▸ **What you will do**
All of the material should be reproduced exactly, with pictures left out.

▸ **Data to use**
• • • •

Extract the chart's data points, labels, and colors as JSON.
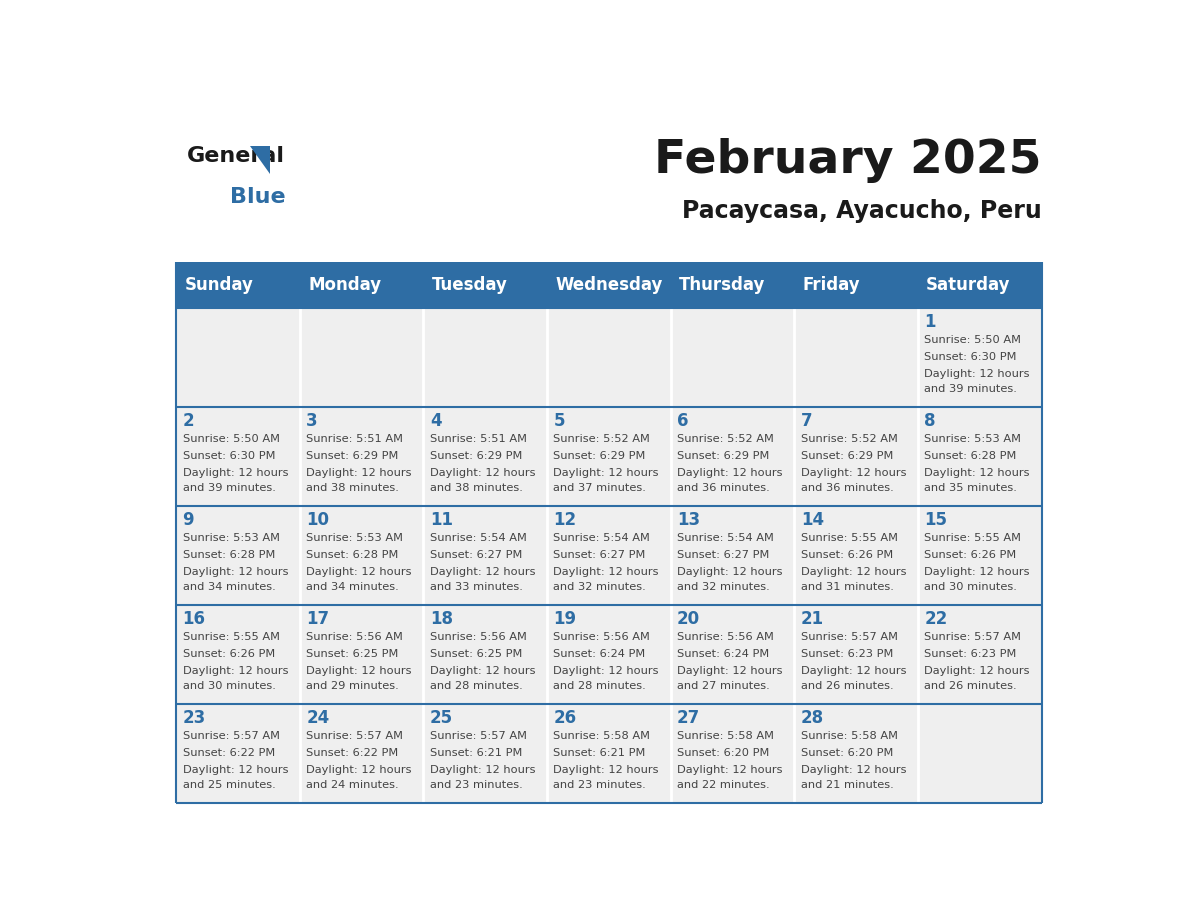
{
  "title": "February 2025",
  "subtitle": "Pacaycasa, Ayacucho, Peru",
  "header_bg": "#2E6DA4",
  "header_text": "#FFFFFF",
  "cell_bg_light": "#EFEFEF",
  "text_color": "#444444",
  "day_number_color": "#2E6DA4",
  "days_of_week": [
    "Sunday",
    "Monday",
    "Tuesday",
    "Wednesday",
    "Thursday",
    "Friday",
    "Saturday"
  ],
  "weeks": [
    [
      {
        "day": "",
        "sunrise": "",
        "sunset": "",
        "daylight": ""
      },
      {
        "day": "",
        "sunrise": "",
        "sunset": "",
        "daylight": ""
      },
      {
        "day": "",
        "sunrise": "",
        "sunset": "",
        "daylight": ""
      },
      {
        "day": "",
        "sunrise": "",
        "sunset": "",
        "daylight": ""
      },
      {
        "day": "",
        "sunrise": "",
        "sunset": "",
        "daylight": ""
      },
      {
        "day": "",
        "sunrise": "",
        "sunset": "",
        "daylight": ""
      },
      {
        "day": "1",
        "sunrise": "5:50 AM",
        "sunset": "6:30 PM",
        "daylight_minutes": "39"
      }
    ],
    [
      {
        "day": "2",
        "sunrise": "5:50 AM",
        "sunset": "6:30 PM",
        "daylight_minutes": "39"
      },
      {
        "day": "3",
        "sunrise": "5:51 AM",
        "sunset": "6:29 PM",
        "daylight_minutes": "38"
      },
      {
        "day": "4",
        "sunrise": "5:51 AM",
        "sunset": "6:29 PM",
        "daylight_minutes": "38"
      },
      {
        "day": "5",
        "sunrise": "5:52 AM",
        "sunset": "6:29 PM",
        "daylight_minutes": "37"
      },
      {
        "day": "6",
        "sunrise": "5:52 AM",
        "sunset": "6:29 PM",
        "daylight_minutes": "36"
      },
      {
        "day": "7",
        "sunrise": "5:52 AM",
        "sunset": "6:29 PM",
        "daylight_minutes": "36"
      },
      {
        "day": "8",
        "sunrise": "5:53 AM",
        "sunset": "6:28 PM",
        "daylight_minutes": "35"
      }
    ],
    [
      {
        "day": "9",
        "sunrise": "5:53 AM",
        "sunset": "6:28 PM",
        "daylight_minutes": "34"
      },
      {
        "day": "10",
        "sunrise": "5:53 AM",
        "sunset": "6:28 PM",
        "daylight_minutes": "34"
      },
      {
        "day": "11",
        "sunrise": "5:54 AM",
        "sunset": "6:27 PM",
        "daylight_minutes": "33"
      },
      {
        "day": "12",
        "sunrise": "5:54 AM",
        "sunset": "6:27 PM",
        "daylight_minutes": "32"
      },
      {
        "day": "13",
        "sunrise": "5:54 AM",
        "sunset": "6:27 PM",
        "daylight_minutes": "32"
      },
      {
        "day": "14",
        "sunrise": "5:55 AM",
        "sunset": "6:26 PM",
        "daylight_minutes": "31"
      },
      {
        "day": "15",
        "sunrise": "5:55 AM",
        "sunset": "6:26 PM",
        "daylight_minutes": "30"
      }
    ],
    [
      {
        "day": "16",
        "sunrise": "5:55 AM",
        "sunset": "6:26 PM",
        "daylight_minutes": "30"
      },
      {
        "day": "17",
        "sunrise": "5:56 AM",
        "sunset": "6:25 PM",
        "daylight_minutes": "29"
      },
      {
        "day": "18",
        "sunrise": "5:56 AM",
        "sunset": "6:25 PM",
        "daylight_minutes": "28"
      },
      {
        "day": "19",
        "sunrise": "5:56 AM",
        "sunset": "6:24 PM",
        "daylight_minutes": "28"
      },
      {
        "day": "20",
        "sunrise": "5:56 AM",
        "sunset": "6:24 PM",
        "daylight_minutes": "27"
      },
      {
        "day": "21",
        "sunrise": "5:57 AM",
        "sunset": "6:23 PM",
        "daylight_minutes": "26"
      },
      {
        "day": "22",
        "sunrise": "5:57 AM",
        "sunset": "6:23 PM",
        "daylight_minutes": "26"
      }
    ],
    [
      {
        "day": "23",
        "sunrise": "5:57 AM",
        "sunset": "6:22 PM",
        "daylight_minutes": "25"
      },
      {
        "day": "24",
        "sunrise": "5:57 AM",
        "sunset": "6:22 PM",
        "daylight_minutes": "24"
      },
      {
        "day": "25",
        "sunrise": "5:57 AM",
        "sunset": "6:21 PM",
        "daylight_minutes": "23"
      },
      {
        "day": "26",
        "sunrise": "5:58 AM",
        "sunset": "6:21 PM",
        "daylight_minutes": "23"
      },
      {
        "day": "27",
        "sunrise": "5:58 AM",
        "sunset": "6:20 PM",
        "daylight_minutes": "22"
      },
      {
        "day": "28",
        "sunrise": "5:58 AM",
        "sunset": "6:20 PM",
        "daylight_minutes": "21"
      },
      {
        "day": "",
        "sunrise": "",
        "sunset": "",
        "daylight_minutes": ""
      }
    ]
  ]
}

• • • •

▸ **Complete response**
Extract the chart's data points, labels, and colors as JSON.
{
  "title": "February 2025",
  "subtitle": "Pacaycasa, Ayacucho, Peru",
  "header_bg": "#2E6DA4",
  "header_text": "#FFFFFF",
  "cell_bg_light": "#EFEFEF",
  "text_color": "#444444",
  "day_number_color": "#2E6DA4",
  "days_of_week": [
    "Sunday",
    "Monday",
    "Tuesday",
    "Wednesday",
    "Thursday",
    "Friday",
    "Saturday"
  ],
  "weeks": [
    [
      {
        "day": "",
        "sunrise": "",
        "sunset": "",
        "daylight": ""
      },
      {
        "day": "",
        "sunrise": "",
        "sunset": "",
        "daylight": ""
      },
      {
        "day": "",
        "sunrise": "",
        "sunset": "",
        "daylight": ""
      },
      {
        "day": "",
        "sunrise": "",
        "sunset": "",
        "daylight": ""
      },
      {
        "day": "",
        "sunrise": "",
        "sunset": "",
        "daylight": ""
      },
      {
        "day": "",
        "sunrise": "",
        "sunset": "",
        "daylight": ""
      },
      {
        "day": "1",
        "sunrise": "5:50 AM",
        "sunset": "6:30 PM",
        "daylight_minutes": "39"
      }
    ],
    [
      {
        "day": "2",
        "sunrise": "5:50 AM",
        "sunset": "6:30 PM",
        "daylight_minutes": "39"
      },
      {
        "day": "3",
        "sunrise": "5:51 AM",
        "sunset": "6:29 PM",
        "daylight_minutes": "38"
      },
      {
        "day": "4",
        "sunrise": "5:51 AM",
        "sunset": "6:29 PM",
        "daylight_minutes": "38"
      },
      {
        "day": "5",
        "sunrise": "5:52 AM",
        "sunset": "6:29 PM",
        "daylight_minutes": "37"
      },
      {
        "day": "6",
        "sunrise": "5:52 AM",
        "sunset": "6:29 PM",
        "daylight_minutes": "36"
      },
      {
        "day": "7",
        "sunrise": "5:52 AM",
        "sunset": "6:29 PM",
        "daylight_minutes": "36"
      },
      {
        "day": "8",
        "sunrise": "5:53 AM",
        "sunset": "6:28 PM",
        "daylight_minutes": "35"
      }
    ],
    [
      {
        "day": "9",
        "sunrise": "5:53 AM",
        "sunset": "6:28 PM",
        "daylight_minutes": "34"
      },
      {
        "day": "10",
        "sunrise": "5:53 AM",
        "sunset": "6:28 PM",
        "daylight_minutes": "34"
      },
      {
        "day": "11",
        "sunrise": "5:54 AM",
        "sunset": "6:27 PM",
        "daylight_minutes": "33"
      },
      {
        "day": "12",
        "sunrise": "5:54 AM",
        "sunset": "6:27 PM",
        "daylight_minutes": "32"
      },
      {
        "day": "13",
        "sunrise": "5:54 AM",
        "sunset": "6:27 PM",
        "daylight_minutes": "32"
      },
      {
        "day": "14",
        "sunrise": "5:55 AM",
        "sunset": "6:26 PM",
        "daylight_minutes": "31"
      },
      {
        "day": "15",
        "sunrise": "5:55 AM",
        "sunset": "6:26 PM",
        "daylight_minutes": "30"
      }
    ],
    [
      {
        "day": "16",
        "sunrise": "5:55 AM",
        "sunset": "6:26 PM",
        "daylight_minutes": "30"
      },
      {
        "day": "17",
        "sunrise": "5:56 AM",
        "sunset": "6:25 PM",
        "daylight_minutes": "29"
      },
      {
        "day": "18",
        "sunrise": "5:56 AM",
        "sunset": "6:25 PM",
        "daylight_minutes": "28"
      },
      {
        "day": "19",
        "sunrise": "5:56 AM",
        "sunset": "6:24 PM",
        "daylight_minutes": "28"
      },
      {
        "day": "20",
        "sunrise": "5:56 AM",
        "sunset": "6:24 PM",
        "daylight_minutes": "27"
      },
      {
        "day": "21",
        "sunrise": "5:57 AM",
        "sunset": "6:23 PM",
        "daylight_minutes": "26"
      },
      {
        "day": "22",
        "sunrise": "5:57 AM",
        "sunset": "6:23 PM",
        "daylight_minutes": "26"
      }
    ],
    [
      {
        "day": "23",
        "sunrise": "5:57 AM",
        "sunset": "6:22 PM",
        "daylight_minutes": "25"
      },
      {
        "day": "24",
        "sunrise": "5:57 AM",
        "sunset": "6:22 PM",
        "daylight_minutes": "24"
      },
      {
        "day": "25",
        "sunrise": "5:57 AM",
        "sunset": "6:21 PM",
        "daylight_minutes": "23"
      },
      {
        "day": "26",
        "sunrise": "5:58 AM",
        "sunset": "6:21 PM",
        "daylight_minutes": "23"
      },
      {
        "day": "27",
        "sunrise": "5:58 AM",
        "sunset": "6:20 PM",
        "daylight_minutes": "22"
      },
      {
        "day": "28",
        "sunrise": "5:58 AM",
        "sunset": "6:20 PM",
        "daylight_minutes": "21"
      },
      {
        "day": "",
        "sunrise": "",
        "sunset": "",
        "daylight_minutes": ""
      }
    ]
  ]
}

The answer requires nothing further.